→ **To do**
Scan the material for the word "reading", and copy each line where it shows up.

→ **Working data**
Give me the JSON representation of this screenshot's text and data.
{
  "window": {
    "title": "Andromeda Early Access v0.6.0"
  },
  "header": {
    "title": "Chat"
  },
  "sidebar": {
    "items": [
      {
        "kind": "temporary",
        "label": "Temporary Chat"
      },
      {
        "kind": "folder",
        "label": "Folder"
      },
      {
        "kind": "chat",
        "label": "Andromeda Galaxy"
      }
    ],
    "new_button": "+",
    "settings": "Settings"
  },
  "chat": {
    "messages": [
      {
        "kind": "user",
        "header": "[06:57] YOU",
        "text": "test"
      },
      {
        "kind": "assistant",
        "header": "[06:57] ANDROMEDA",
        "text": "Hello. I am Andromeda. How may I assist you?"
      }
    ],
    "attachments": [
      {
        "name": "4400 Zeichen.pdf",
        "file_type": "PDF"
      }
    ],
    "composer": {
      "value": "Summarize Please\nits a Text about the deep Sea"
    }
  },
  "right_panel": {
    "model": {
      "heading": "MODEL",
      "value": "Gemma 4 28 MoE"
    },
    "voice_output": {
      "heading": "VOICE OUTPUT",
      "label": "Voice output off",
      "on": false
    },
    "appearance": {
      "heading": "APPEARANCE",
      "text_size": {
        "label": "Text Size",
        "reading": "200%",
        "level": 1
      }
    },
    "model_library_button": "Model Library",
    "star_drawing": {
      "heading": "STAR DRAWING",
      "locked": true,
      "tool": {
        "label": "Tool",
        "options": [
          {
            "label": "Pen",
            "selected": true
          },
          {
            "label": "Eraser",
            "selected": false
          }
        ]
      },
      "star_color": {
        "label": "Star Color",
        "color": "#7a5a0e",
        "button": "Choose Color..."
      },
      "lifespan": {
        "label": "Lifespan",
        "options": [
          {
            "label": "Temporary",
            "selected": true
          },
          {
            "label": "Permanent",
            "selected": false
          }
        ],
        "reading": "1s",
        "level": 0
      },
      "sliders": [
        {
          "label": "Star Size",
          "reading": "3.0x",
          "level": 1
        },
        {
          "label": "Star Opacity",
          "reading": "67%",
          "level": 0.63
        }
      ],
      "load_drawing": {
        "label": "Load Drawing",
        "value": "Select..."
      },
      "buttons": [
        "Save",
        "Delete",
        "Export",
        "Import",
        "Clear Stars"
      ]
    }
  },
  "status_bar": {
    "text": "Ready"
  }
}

→ **Output for this exercise**
        "reading": "200%",
        "reading": "1s",
          "reading": "3.0x",
          "reading": "67%",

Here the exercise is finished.